— begin LISTED RECORDS —
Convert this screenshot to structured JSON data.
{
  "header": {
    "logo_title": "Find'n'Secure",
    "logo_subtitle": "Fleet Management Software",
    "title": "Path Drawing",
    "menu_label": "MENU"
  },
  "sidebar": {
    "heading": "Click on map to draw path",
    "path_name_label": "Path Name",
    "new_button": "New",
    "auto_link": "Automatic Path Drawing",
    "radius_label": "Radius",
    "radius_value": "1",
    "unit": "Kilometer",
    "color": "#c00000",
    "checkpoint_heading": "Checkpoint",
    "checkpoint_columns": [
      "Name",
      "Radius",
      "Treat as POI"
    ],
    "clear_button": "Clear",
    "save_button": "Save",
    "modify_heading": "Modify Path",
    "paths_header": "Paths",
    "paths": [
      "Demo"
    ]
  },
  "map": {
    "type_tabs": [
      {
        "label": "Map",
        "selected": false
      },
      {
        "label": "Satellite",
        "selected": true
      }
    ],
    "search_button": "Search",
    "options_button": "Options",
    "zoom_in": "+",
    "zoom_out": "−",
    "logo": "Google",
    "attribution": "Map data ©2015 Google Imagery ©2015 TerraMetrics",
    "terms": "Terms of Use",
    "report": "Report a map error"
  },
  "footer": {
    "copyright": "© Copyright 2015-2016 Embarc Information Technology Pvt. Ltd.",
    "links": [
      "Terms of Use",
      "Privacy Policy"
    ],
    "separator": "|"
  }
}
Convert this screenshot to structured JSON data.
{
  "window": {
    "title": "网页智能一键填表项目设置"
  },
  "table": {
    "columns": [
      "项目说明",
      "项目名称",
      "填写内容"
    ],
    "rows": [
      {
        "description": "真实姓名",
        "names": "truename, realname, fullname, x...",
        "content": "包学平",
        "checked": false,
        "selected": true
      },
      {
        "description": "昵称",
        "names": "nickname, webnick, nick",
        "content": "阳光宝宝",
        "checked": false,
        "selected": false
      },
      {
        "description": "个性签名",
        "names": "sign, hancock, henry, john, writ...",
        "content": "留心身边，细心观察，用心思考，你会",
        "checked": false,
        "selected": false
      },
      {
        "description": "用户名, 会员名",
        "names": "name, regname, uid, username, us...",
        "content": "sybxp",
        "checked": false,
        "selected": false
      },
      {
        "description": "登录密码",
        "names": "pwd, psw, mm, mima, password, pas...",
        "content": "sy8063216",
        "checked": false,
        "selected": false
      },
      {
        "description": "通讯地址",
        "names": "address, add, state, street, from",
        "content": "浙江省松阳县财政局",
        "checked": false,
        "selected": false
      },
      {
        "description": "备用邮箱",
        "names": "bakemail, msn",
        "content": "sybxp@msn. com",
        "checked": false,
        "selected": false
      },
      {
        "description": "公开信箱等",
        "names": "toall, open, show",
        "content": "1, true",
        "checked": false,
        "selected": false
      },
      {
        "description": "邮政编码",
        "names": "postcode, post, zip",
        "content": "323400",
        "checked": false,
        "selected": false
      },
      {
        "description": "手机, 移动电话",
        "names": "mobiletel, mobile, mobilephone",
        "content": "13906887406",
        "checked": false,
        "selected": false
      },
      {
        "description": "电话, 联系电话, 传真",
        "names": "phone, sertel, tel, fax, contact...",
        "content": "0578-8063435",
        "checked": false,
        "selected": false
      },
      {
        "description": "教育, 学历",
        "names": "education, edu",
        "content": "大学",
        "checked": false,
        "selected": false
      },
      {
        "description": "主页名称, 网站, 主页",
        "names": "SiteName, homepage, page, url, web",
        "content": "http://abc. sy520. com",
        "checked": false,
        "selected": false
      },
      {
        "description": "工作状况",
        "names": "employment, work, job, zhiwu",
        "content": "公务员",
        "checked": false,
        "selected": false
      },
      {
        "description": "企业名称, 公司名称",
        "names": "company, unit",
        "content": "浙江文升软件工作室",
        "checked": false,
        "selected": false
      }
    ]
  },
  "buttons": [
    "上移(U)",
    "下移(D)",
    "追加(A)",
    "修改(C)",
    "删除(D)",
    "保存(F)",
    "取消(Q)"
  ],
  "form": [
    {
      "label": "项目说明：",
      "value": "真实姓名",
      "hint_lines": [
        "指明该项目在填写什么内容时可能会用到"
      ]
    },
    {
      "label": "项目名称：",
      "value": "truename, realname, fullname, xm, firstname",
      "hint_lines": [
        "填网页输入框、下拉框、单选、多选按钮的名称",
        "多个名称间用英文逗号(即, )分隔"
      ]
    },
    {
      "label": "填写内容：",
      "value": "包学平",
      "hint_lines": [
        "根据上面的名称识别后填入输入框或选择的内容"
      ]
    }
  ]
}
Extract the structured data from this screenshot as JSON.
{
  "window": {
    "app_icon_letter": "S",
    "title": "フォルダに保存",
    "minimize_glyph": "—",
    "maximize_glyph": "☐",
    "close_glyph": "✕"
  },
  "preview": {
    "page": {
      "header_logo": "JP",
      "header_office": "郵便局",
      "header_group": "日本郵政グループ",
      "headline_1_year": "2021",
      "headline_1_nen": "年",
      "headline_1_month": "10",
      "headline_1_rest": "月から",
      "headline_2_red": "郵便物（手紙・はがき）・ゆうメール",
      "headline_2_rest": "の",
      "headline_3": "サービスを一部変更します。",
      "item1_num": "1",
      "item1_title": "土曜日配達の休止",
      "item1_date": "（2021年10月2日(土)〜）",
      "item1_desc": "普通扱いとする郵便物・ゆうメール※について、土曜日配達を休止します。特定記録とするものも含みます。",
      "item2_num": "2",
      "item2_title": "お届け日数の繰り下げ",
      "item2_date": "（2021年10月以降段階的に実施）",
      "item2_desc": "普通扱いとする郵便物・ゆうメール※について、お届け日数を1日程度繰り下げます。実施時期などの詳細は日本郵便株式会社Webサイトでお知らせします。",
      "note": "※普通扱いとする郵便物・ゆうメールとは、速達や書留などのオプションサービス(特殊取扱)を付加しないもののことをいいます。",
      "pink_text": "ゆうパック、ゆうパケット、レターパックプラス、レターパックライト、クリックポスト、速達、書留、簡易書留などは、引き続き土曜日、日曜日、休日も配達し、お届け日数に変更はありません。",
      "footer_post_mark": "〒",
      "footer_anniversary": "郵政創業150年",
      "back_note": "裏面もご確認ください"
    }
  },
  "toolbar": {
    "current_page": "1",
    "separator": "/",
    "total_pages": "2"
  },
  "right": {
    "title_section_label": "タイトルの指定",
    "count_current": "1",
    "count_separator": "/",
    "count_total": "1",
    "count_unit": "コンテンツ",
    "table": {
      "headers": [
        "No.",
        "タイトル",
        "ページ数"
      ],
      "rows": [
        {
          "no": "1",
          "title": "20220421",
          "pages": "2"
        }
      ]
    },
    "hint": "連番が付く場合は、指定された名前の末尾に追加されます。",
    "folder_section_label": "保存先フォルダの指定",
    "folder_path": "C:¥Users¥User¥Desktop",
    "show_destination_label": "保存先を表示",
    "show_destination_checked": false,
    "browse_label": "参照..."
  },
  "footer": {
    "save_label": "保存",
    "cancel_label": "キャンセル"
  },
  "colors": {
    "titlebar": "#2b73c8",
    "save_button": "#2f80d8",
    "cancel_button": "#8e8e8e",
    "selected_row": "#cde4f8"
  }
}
— end LISTED RECORDS —
### TASK PROMPT
Each line in the material either holds the string "について" or does not. State how many do, and nothing else.

### EXPECTED ANSWER
2